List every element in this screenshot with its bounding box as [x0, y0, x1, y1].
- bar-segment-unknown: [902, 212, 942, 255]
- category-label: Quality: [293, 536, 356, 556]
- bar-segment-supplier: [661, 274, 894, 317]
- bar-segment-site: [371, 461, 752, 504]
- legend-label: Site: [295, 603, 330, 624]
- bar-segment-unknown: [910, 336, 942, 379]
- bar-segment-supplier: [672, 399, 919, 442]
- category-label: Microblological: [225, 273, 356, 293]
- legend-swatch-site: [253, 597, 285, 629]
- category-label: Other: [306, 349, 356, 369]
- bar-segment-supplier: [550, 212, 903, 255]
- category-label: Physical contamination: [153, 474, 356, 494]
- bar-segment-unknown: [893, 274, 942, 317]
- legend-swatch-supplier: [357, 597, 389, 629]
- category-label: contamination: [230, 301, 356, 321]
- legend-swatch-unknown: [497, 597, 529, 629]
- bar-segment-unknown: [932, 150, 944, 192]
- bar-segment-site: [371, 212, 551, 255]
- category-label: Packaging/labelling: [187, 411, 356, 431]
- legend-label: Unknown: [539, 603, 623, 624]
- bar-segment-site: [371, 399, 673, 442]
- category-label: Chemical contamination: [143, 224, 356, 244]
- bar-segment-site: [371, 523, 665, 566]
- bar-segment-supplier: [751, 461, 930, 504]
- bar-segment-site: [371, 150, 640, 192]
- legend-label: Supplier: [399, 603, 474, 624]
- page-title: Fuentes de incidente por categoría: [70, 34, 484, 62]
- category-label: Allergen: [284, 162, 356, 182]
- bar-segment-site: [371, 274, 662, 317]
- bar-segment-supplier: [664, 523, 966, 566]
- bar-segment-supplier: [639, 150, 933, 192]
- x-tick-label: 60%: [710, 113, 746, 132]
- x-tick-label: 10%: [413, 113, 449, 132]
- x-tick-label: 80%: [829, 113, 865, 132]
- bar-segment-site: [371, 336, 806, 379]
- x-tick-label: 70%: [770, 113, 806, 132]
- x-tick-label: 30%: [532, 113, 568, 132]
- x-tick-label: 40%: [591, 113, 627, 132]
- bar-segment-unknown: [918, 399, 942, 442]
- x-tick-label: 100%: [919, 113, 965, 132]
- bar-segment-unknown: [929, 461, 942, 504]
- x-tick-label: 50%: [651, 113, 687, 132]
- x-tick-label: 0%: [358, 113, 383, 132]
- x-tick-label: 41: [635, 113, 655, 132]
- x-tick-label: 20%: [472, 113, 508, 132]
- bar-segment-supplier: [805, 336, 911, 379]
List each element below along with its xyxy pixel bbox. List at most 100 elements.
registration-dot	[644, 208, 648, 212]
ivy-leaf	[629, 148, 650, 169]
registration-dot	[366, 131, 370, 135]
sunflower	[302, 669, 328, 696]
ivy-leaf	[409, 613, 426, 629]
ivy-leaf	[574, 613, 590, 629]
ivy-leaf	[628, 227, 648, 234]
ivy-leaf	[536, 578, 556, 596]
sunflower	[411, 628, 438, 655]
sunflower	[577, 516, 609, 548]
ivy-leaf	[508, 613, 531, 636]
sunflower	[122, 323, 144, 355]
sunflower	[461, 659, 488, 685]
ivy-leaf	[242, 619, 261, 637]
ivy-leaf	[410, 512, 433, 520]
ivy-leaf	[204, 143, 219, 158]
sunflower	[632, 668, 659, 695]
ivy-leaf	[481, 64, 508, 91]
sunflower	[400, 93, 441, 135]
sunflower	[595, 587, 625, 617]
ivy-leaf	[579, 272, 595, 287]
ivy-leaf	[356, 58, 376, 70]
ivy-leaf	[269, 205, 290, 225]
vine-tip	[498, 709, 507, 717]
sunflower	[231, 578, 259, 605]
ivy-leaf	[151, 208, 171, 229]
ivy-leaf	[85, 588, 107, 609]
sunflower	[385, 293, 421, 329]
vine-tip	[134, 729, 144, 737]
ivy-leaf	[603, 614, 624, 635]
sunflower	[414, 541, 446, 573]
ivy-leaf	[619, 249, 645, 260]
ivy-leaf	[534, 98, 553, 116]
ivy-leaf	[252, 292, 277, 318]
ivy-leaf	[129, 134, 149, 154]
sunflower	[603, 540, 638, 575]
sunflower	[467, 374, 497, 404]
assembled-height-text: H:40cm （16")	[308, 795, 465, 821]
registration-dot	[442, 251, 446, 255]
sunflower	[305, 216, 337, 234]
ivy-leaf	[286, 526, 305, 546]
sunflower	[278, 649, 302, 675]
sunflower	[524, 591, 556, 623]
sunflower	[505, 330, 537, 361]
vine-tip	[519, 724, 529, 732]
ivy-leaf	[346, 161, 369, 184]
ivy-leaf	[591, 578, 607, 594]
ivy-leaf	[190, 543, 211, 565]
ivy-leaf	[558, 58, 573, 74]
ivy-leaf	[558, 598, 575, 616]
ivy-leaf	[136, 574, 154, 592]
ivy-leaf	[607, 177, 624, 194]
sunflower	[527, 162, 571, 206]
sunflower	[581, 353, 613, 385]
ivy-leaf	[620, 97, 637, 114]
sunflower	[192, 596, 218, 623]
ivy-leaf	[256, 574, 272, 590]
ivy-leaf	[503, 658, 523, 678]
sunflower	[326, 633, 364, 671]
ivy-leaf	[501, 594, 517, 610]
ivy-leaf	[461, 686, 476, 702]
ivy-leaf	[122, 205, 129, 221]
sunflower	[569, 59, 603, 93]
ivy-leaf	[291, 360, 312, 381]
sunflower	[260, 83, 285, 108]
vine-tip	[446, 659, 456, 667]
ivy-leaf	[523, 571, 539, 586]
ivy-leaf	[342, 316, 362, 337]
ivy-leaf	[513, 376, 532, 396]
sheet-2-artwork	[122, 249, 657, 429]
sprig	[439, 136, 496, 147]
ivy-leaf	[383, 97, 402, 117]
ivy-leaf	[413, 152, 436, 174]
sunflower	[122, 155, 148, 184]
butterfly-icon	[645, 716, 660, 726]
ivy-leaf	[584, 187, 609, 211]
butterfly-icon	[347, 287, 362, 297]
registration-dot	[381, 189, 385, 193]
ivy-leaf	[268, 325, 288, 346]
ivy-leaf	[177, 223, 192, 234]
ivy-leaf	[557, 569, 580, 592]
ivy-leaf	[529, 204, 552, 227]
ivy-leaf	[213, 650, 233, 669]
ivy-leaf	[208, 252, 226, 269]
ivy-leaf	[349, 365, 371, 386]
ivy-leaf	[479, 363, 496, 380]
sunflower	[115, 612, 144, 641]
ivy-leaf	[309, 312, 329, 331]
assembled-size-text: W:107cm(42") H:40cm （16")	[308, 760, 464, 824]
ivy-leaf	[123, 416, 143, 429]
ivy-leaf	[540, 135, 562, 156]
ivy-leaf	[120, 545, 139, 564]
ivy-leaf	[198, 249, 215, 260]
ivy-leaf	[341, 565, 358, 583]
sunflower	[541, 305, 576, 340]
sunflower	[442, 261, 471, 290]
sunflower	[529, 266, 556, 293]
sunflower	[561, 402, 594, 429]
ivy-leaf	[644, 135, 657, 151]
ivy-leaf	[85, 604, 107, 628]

########################################

Rewrite all of the records above, substituting "bar-segment-unspecified" for every occurrence of "bar-segment-unknown" and leaving everything else unchanged.

EXERCISE SOLUTION -
List every element in this screenshot with its bounding box as [x0, y0, x1, y1].
- bar-segment-unspecified: [902, 212, 942, 255]
- category-label: Quality: [293, 536, 356, 556]
- bar-segment-supplier: [661, 274, 894, 317]
- bar-segment-site: [371, 461, 752, 504]
- legend-label: Site: [295, 603, 330, 624]
- bar-segment-unspecified: [910, 336, 942, 379]
- bar-segment-supplier: [672, 399, 919, 442]
- category-label: Microblological: [225, 273, 356, 293]
- legend-swatch-site: [253, 597, 285, 629]
- category-label: Other: [306, 349, 356, 369]
- bar-segment-supplier: [550, 212, 903, 255]
- category-label: Physical contamination: [153, 474, 356, 494]
- bar-segment-unspecified: [893, 274, 942, 317]
- legend-swatch-supplier: [357, 597, 389, 629]
- category-label: contamination: [230, 301, 356, 321]
- legend-swatch-unknown: [497, 597, 529, 629]
- bar-segment-unspecified: [932, 150, 944, 192]
- bar-segment-site: [371, 212, 551, 255]
- category-label: Packaging/labelling: [187, 411, 356, 431]
- legend-label: Unknown: [539, 603, 623, 624]
- bar-segment-site: [371, 399, 673, 442]
- category-label: Chemical contamination: [143, 224, 356, 244]
- bar-segment-site: [371, 523, 665, 566]
- bar-segment-supplier: [751, 461, 930, 504]
- bar-segment-site: [371, 150, 640, 192]
- legend-label: Supplier: [399, 603, 474, 624]
- page-title: Fuentes de incidente por categoría: [70, 34, 484, 62]
- category-label: Allergen: [284, 162, 356, 182]
- bar-segment-site: [371, 274, 662, 317]
- bar-segment-supplier: [664, 523, 966, 566]
- bar-segment-supplier: [639, 150, 933, 192]
- x-tick-label: 60%: [710, 113, 746, 132]
- x-tick-label: 10%: [413, 113, 449, 132]
- x-tick-label: 80%: [829, 113, 865, 132]
- bar-segment-site: [371, 336, 806, 379]
- x-tick-label: 70%: [770, 113, 806, 132]
- x-tick-label: 30%: [532, 113, 568, 132]
- x-tick-label: 40%: [591, 113, 627, 132]
- bar-segment-unspecified: [918, 399, 942, 442]
- x-tick-label: 100%: [919, 113, 965, 132]
- bar-segment-unspecified: [929, 461, 942, 504]
- x-tick-label: 50%: [651, 113, 687, 132]
- x-tick-label: 0%: [358, 113, 383, 132]
- x-tick-label: 41: [635, 113, 655, 132]
- x-tick-label: 20%: [472, 113, 508, 132]
- bar-segment-supplier: [805, 336, 911, 379]
List each element below along with its xyxy pixel bbox. List at most 100 elements.
registration-dot	[644, 208, 648, 212]
ivy-leaf	[629, 148, 650, 169]
registration-dot	[366, 131, 370, 135]
sunflower	[302, 669, 328, 696]
ivy-leaf	[409, 613, 426, 629]
ivy-leaf	[574, 613, 590, 629]
ivy-leaf	[628, 227, 648, 234]
ivy-leaf	[536, 578, 556, 596]
sunflower	[411, 628, 438, 655]
sunflower	[577, 516, 609, 548]
ivy-leaf	[508, 613, 531, 636]
sunflower	[122, 323, 144, 355]
sunflower	[461, 659, 488, 685]
ivy-leaf	[242, 619, 261, 637]
ivy-leaf	[410, 512, 433, 520]
ivy-leaf	[204, 143, 219, 158]
sunflower	[632, 668, 659, 695]
ivy-leaf	[481, 64, 508, 91]
sunflower	[400, 93, 441, 135]
sunflower	[595, 587, 625, 617]
ivy-leaf	[579, 272, 595, 287]
ivy-leaf	[356, 58, 376, 70]
ivy-leaf	[269, 205, 290, 225]
vine-tip	[498, 709, 507, 717]
sunflower	[231, 578, 259, 605]
ivy-leaf	[151, 208, 171, 229]
ivy-leaf	[85, 588, 107, 609]
sunflower	[385, 293, 421, 329]
vine-tip	[134, 729, 144, 737]
ivy-leaf	[603, 614, 624, 635]
sunflower	[414, 541, 446, 573]
ivy-leaf	[619, 249, 645, 260]
ivy-leaf	[534, 98, 553, 116]
ivy-leaf	[252, 292, 277, 318]
ivy-leaf	[129, 134, 149, 154]
sunflower	[603, 540, 638, 575]
sunflower	[467, 374, 497, 404]
assembled-height-text: H:40cm （16")	[308, 795, 465, 821]
registration-dot	[442, 251, 446, 255]
sunflower	[305, 216, 337, 234]
ivy-leaf	[286, 526, 305, 546]
sunflower	[278, 649, 302, 675]
sunflower	[524, 591, 556, 623]
sunflower	[505, 330, 537, 361]
vine-tip	[519, 724, 529, 732]
ivy-leaf	[346, 161, 369, 184]
ivy-leaf	[591, 578, 607, 594]
ivy-leaf	[190, 543, 211, 565]
ivy-leaf	[558, 58, 573, 74]
ivy-leaf	[558, 598, 575, 616]
ivy-leaf	[136, 574, 154, 592]
ivy-leaf	[607, 177, 624, 194]
sunflower	[527, 162, 571, 206]
sunflower	[581, 353, 613, 385]
ivy-leaf	[620, 97, 637, 114]
sunflower	[192, 596, 218, 623]
ivy-leaf	[256, 574, 272, 590]
ivy-leaf	[503, 658, 523, 678]
sunflower	[326, 633, 364, 671]
ivy-leaf	[501, 594, 517, 610]
ivy-leaf	[461, 686, 476, 702]
ivy-leaf	[122, 205, 129, 221]
sunflower	[569, 59, 603, 93]
ivy-leaf	[291, 360, 312, 381]
sunflower	[260, 83, 285, 108]
vine-tip	[446, 659, 456, 667]
ivy-leaf	[523, 571, 539, 586]
ivy-leaf	[342, 316, 362, 337]
ivy-leaf	[513, 376, 532, 396]
sheet-2-artwork	[122, 249, 657, 429]
sprig	[439, 136, 496, 147]
ivy-leaf	[383, 97, 402, 117]
ivy-leaf	[413, 152, 436, 174]
sunflower	[122, 155, 148, 184]
butterfly-icon	[645, 716, 660, 726]
ivy-leaf	[584, 187, 609, 211]
butterfly-icon	[347, 287, 362, 297]
registration-dot	[381, 189, 385, 193]
ivy-leaf	[268, 325, 288, 346]
ivy-leaf	[177, 223, 192, 234]
ivy-leaf	[557, 569, 580, 592]
ivy-leaf	[529, 204, 552, 227]
ivy-leaf	[213, 650, 233, 669]
ivy-leaf	[208, 252, 226, 269]
ivy-leaf	[349, 365, 371, 386]
ivy-leaf	[479, 363, 496, 380]
sunflower	[115, 612, 144, 641]
ivy-leaf	[309, 312, 329, 331]
assembled-size-text: W:107cm(42") H:40cm （16")	[308, 760, 464, 824]
ivy-leaf	[123, 416, 143, 429]
ivy-leaf	[540, 135, 562, 156]
ivy-leaf	[120, 545, 139, 564]
ivy-leaf	[198, 249, 215, 260]
ivy-leaf	[341, 565, 358, 583]
sunflower	[541, 305, 576, 340]
sunflower	[442, 261, 471, 290]
sunflower	[529, 266, 556, 293]
sunflower	[561, 402, 594, 429]
ivy-leaf	[644, 135, 657, 151]
ivy-leaf	[85, 604, 107, 628]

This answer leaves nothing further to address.